**Work to do**:
Take the line that contains "What data was" as the first line and the final line of the records as the last; return exactly those lines and the lines between.

Figure collection entries:

____

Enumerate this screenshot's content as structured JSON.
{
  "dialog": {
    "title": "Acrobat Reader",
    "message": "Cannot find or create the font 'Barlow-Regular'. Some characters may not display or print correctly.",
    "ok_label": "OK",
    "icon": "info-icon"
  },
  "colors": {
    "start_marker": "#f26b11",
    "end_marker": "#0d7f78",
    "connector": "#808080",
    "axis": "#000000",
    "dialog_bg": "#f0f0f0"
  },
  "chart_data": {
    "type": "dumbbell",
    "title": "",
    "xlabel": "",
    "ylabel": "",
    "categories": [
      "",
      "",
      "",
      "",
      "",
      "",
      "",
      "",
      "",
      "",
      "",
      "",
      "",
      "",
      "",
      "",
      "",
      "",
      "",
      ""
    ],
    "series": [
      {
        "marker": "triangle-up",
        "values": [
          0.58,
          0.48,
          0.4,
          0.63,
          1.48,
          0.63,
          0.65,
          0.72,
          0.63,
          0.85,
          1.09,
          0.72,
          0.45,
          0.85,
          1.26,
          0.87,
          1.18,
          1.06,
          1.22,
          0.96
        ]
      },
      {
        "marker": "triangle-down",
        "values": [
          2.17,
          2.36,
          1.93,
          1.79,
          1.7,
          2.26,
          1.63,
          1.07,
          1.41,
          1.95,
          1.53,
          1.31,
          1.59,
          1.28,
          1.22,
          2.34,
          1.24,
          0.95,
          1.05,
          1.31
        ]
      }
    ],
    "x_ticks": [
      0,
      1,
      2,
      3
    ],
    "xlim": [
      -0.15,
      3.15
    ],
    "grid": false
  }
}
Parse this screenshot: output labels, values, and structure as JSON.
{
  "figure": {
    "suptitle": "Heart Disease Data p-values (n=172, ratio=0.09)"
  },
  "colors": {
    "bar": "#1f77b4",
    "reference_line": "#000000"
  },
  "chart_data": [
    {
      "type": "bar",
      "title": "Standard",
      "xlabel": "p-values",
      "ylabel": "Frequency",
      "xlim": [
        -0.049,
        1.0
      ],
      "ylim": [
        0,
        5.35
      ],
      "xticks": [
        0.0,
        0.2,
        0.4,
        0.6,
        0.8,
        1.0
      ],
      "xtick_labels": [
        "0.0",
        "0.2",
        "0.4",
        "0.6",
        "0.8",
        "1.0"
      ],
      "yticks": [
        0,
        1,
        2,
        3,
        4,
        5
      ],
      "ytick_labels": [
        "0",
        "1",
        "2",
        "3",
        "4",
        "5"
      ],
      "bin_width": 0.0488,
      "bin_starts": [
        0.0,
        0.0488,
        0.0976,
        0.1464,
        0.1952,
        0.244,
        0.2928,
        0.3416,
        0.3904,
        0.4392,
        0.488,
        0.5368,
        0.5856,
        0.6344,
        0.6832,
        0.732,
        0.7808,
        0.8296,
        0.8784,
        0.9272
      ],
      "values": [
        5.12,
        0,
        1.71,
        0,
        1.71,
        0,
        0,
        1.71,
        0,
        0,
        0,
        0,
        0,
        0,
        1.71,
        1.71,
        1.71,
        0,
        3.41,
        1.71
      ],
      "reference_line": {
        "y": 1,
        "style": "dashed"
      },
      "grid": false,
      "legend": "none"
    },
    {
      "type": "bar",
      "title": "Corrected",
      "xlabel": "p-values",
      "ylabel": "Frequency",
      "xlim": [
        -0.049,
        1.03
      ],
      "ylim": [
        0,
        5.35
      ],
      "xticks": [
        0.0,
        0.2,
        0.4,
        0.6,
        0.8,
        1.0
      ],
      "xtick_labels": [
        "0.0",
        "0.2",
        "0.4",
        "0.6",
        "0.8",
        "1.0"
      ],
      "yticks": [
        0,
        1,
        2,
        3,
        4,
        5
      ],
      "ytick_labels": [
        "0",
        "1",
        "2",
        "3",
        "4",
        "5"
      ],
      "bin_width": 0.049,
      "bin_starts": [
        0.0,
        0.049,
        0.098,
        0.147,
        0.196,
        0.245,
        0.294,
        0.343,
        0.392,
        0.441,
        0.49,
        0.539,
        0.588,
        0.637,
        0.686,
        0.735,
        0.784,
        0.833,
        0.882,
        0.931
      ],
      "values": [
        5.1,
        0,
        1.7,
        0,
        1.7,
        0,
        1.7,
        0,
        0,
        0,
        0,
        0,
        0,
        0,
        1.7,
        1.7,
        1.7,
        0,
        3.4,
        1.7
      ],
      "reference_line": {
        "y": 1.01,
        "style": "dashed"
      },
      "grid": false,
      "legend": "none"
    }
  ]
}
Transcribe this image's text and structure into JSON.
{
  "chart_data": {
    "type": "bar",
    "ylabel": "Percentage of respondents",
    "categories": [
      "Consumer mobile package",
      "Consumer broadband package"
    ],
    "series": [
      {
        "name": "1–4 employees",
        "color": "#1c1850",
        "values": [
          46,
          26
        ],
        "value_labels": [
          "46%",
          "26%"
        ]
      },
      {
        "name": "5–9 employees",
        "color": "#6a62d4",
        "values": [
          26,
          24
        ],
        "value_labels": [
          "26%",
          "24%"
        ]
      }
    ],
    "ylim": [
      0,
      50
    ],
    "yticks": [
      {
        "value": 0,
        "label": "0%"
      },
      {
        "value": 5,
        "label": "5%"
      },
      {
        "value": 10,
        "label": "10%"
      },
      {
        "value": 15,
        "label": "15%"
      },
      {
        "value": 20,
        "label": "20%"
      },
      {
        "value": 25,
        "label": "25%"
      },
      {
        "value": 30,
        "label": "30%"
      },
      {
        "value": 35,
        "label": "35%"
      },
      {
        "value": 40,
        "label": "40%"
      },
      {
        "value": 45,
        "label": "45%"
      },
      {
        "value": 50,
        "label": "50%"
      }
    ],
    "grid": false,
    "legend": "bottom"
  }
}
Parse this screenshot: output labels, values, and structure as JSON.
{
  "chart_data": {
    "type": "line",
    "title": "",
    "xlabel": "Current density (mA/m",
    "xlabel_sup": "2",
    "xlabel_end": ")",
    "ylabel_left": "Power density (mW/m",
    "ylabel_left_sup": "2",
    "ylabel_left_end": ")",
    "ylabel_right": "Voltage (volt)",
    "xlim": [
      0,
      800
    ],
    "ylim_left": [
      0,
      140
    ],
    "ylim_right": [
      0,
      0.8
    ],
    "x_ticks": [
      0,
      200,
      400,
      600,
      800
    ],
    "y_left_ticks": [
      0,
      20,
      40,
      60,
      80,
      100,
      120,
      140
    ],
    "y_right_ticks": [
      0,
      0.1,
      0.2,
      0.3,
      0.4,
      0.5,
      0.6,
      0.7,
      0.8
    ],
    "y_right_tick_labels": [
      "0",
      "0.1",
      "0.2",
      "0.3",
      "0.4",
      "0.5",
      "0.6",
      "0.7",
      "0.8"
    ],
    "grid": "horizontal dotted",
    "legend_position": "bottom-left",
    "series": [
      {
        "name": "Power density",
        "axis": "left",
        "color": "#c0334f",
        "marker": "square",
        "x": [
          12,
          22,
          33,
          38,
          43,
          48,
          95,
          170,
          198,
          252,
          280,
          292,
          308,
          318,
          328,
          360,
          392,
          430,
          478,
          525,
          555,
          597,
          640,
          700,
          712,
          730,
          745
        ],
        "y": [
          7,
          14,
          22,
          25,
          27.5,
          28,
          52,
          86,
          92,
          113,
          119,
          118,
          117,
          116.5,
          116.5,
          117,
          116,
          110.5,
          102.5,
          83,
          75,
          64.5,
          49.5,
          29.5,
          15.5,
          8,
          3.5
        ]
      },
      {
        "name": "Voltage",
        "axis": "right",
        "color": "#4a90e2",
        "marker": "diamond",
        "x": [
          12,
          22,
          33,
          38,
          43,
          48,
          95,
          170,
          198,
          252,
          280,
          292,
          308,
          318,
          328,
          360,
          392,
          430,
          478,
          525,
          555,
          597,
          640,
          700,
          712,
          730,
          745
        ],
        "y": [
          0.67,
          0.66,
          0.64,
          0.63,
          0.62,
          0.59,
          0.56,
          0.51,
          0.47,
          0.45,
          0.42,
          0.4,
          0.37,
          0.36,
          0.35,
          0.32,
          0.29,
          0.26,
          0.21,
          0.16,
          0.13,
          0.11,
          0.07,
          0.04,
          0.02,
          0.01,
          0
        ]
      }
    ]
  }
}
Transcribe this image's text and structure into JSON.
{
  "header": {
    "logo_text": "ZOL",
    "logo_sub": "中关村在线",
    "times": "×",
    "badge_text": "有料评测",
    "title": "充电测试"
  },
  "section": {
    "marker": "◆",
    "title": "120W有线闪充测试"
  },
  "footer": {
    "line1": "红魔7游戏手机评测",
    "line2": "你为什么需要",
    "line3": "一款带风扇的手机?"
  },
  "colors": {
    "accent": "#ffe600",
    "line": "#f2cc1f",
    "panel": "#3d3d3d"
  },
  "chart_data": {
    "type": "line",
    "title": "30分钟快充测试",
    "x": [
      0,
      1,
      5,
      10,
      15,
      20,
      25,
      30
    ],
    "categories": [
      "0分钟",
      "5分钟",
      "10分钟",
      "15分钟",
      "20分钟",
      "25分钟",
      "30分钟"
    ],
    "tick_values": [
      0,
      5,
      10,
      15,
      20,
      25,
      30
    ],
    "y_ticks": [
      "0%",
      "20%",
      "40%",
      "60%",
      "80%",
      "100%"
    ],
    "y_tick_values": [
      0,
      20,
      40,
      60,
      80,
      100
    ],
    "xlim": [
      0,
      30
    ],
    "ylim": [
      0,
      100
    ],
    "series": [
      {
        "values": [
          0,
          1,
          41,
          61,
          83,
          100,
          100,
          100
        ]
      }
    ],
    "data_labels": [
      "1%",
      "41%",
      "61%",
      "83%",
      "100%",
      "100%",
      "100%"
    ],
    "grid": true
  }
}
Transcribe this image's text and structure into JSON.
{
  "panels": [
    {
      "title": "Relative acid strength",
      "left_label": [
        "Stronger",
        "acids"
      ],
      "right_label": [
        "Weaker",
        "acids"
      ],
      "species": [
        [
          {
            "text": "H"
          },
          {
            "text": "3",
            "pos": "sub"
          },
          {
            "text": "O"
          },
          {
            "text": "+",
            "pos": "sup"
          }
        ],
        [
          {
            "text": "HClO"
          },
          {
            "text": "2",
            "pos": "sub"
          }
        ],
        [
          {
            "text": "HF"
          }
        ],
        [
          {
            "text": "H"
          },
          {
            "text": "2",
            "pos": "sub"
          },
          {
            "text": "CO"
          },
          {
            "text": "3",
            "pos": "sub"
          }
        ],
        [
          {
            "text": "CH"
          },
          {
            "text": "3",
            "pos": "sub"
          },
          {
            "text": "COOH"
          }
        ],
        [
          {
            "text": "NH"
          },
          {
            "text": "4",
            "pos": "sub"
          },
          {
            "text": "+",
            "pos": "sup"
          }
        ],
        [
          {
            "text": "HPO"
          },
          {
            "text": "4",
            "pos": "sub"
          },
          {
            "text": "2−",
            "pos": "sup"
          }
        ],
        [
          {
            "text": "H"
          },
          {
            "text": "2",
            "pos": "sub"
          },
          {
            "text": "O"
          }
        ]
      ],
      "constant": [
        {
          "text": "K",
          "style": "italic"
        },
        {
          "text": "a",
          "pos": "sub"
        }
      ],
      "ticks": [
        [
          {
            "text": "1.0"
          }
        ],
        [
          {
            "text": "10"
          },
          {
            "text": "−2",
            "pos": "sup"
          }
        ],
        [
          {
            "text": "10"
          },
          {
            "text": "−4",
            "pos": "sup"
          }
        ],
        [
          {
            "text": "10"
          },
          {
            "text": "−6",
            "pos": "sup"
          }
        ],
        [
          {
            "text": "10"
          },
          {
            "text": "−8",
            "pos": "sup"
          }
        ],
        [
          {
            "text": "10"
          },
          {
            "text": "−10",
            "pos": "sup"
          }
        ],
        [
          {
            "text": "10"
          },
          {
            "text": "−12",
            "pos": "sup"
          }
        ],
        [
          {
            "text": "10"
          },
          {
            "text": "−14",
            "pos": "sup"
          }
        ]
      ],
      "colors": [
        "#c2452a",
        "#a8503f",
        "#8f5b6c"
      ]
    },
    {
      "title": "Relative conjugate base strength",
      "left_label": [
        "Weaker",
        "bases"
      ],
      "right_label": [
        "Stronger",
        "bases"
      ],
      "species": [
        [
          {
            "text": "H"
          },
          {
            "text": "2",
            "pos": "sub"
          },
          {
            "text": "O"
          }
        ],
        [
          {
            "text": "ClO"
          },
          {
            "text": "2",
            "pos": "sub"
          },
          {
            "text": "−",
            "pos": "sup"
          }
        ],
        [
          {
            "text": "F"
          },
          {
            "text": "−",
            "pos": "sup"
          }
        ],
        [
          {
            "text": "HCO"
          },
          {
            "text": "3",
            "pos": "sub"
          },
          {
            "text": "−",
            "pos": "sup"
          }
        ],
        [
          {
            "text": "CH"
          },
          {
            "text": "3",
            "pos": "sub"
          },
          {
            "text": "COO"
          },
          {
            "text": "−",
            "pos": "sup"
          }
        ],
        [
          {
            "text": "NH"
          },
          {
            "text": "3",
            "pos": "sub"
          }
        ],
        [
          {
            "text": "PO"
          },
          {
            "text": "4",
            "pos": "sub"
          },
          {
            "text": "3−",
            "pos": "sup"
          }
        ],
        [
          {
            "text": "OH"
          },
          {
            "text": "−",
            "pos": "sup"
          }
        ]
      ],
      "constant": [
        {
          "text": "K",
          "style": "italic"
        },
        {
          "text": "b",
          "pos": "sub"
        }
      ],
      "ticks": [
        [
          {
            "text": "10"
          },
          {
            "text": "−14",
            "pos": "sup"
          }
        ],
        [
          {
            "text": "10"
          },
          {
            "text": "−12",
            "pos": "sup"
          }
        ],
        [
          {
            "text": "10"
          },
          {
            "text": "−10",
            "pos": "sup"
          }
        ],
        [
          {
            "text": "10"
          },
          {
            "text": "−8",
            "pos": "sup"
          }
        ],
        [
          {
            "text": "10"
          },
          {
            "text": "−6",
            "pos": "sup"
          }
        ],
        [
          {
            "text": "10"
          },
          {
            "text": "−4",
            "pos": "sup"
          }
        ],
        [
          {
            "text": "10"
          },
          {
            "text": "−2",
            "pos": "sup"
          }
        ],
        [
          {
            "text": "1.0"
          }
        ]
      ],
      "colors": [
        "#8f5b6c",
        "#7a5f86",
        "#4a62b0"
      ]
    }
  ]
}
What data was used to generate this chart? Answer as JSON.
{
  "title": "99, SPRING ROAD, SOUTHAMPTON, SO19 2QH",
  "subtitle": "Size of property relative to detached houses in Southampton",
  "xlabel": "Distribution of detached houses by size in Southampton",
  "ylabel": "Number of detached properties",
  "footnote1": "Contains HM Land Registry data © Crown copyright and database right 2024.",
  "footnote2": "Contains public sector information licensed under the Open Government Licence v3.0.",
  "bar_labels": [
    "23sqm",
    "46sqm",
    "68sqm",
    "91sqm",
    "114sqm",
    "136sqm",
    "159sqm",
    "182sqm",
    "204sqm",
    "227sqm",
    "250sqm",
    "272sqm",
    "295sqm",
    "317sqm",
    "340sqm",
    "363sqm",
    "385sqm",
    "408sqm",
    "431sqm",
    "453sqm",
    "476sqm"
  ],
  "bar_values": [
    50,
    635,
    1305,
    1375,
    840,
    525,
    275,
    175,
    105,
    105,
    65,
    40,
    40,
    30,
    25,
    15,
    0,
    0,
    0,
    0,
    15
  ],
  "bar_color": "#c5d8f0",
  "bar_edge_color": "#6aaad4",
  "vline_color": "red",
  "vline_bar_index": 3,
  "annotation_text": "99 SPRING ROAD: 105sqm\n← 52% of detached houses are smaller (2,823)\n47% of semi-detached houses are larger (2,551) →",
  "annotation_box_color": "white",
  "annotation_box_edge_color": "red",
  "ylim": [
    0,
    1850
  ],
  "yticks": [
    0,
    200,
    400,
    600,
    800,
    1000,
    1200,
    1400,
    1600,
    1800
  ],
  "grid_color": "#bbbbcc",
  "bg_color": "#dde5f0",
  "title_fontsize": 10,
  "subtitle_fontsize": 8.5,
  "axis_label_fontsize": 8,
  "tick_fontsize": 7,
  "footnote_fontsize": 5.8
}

____

**The solution**:
What data was used to generate this chart? Answer as JSON.
{
  "title": "99, SPRING ROAD, SOUTHAMPTON, SO19 2QH",
  "subtitle": "Size of property relative to detached houses in Southampton",
  "xlabel": "Distribution of detached houses by size in Southampton",
  "ylabel": "Number of detached properties",
  "footnote1": "Contains HM Land Registry data © Crown copyright and database right 2024.",
  "footnote2": "Contains public sector information licensed under the Open Government Licence v3.0.",
  "bar_labels": [
    "23sqm",
    "46sqm",
    "68sqm",
    "91sqm",
    "114sqm",
    "136sqm",
    "159sqm",
    "182sqm",
    "204sqm",
    "227sqm",
    "250sqm",
    "272sqm",
    "295sqm",
    "317sqm",
    "340sqm",
    "363sqm",
    "385sqm",
    "408sqm",
    "431sqm",
    "453sqm",
    "476sqm"
  ],
  "bar_values": [
    50,
    635,
    1305,
    1375,
    840,
    525,
    275,
    175,
    105,
    105,
    65,
    40,
    40,
    30,
    25,
    15,
    0,
    0,
    0,
    0,
    15
  ],
  "bar_color": "#c5d8f0",
  "bar_edge_color": "#6aaad4",
  "vline_color": "red",
  "vline_bar_index": 3,
  "annotation_text": "99 SPRING ROAD: 105sqm\n← 52% of detached houses are smaller (2,823)\n47% of semi-detached houses are larger (2,551) →",
  "annotation_box_color": "white",
  "annotation_box_edge_color": "red",
  "ylim": [
    0,
    1850
  ],
  "yticks": [
    0,
    200,
    400,
    600,
    800,
    1000,
    1200,
    1400,
    1600,
    1800
  ],
  "grid_color": "#bbbbcc",
  "bg_color": "#dde5f0",
  "title_fontsize": 10,
  "subtitle_fontsize": 8.5,
  "axis_label_fontsize": 8,
  "tick_fontsize": 7,
  "footnote_fontsize": 5.8
}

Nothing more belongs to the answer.